- EXERCISE INPUT -

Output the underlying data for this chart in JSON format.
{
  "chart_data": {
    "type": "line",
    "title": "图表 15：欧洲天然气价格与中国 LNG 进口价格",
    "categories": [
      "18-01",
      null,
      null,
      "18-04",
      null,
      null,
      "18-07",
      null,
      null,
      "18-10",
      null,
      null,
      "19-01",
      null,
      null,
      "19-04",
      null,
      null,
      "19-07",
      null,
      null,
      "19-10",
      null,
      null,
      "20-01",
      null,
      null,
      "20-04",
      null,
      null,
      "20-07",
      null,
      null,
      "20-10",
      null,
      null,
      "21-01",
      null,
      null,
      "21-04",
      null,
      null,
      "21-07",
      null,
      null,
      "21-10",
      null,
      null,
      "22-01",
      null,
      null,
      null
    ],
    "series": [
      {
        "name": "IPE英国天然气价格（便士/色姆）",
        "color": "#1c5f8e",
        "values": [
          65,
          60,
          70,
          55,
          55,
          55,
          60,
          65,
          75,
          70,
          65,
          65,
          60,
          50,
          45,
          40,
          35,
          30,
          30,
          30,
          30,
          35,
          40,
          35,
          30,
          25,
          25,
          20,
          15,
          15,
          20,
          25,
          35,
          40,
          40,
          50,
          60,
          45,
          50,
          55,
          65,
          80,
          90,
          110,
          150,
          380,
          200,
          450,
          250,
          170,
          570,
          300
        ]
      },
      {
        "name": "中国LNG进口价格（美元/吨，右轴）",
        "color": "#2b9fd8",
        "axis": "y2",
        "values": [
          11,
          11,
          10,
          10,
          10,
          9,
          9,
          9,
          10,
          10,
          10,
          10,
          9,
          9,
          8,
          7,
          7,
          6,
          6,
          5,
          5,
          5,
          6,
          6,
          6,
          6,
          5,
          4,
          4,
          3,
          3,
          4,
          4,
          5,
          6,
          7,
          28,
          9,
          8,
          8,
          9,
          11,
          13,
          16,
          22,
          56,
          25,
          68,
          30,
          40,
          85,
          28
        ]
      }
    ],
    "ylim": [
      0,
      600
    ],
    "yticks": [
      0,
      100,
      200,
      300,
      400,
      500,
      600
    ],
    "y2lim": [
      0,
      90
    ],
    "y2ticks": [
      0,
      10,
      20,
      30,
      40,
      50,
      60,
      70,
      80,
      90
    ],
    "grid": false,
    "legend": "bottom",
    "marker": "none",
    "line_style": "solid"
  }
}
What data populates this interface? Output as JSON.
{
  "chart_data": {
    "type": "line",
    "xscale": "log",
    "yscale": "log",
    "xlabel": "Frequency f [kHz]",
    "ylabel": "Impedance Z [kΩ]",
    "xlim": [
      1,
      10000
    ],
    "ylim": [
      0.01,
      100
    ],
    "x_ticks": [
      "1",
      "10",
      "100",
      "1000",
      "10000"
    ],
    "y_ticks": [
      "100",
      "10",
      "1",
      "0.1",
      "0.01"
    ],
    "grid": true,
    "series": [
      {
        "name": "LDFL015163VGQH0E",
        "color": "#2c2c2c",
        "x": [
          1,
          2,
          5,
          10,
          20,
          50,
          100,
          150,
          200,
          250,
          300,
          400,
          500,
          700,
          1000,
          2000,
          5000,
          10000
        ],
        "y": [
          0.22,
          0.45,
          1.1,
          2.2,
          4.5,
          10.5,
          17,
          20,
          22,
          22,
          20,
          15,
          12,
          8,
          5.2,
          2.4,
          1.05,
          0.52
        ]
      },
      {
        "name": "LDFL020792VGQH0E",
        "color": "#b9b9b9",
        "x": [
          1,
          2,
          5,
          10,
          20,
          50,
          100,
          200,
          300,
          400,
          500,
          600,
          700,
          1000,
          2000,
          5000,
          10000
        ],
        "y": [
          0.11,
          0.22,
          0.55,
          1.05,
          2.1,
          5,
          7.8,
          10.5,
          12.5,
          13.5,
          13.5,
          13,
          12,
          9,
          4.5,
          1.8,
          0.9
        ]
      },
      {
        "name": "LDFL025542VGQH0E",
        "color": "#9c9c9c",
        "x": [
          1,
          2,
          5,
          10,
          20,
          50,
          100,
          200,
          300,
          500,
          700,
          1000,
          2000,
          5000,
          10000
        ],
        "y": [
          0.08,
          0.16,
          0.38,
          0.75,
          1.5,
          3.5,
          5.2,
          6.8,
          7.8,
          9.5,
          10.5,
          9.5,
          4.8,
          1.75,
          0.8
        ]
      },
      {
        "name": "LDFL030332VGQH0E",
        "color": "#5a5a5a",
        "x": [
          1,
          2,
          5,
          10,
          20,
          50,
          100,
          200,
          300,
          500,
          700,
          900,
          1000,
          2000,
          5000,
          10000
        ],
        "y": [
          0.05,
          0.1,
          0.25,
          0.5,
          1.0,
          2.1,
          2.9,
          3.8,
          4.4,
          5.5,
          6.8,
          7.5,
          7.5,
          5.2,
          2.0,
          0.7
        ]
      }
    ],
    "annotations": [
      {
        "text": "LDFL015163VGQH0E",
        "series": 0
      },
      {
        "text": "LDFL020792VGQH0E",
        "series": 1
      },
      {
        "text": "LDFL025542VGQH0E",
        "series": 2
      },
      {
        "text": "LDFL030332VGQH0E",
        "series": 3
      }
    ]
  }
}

- SET EXERCISE -
For each line of the entries that includes "color", show that line.

- RESPONSE -
        "color": "#1c5f8e",
        "color": "#2b9fd8",
        "color": "#2c2c2c",
        "color": "#b9b9b9",
        "color": "#9c9c9c",
        "color": "#5a5a5a",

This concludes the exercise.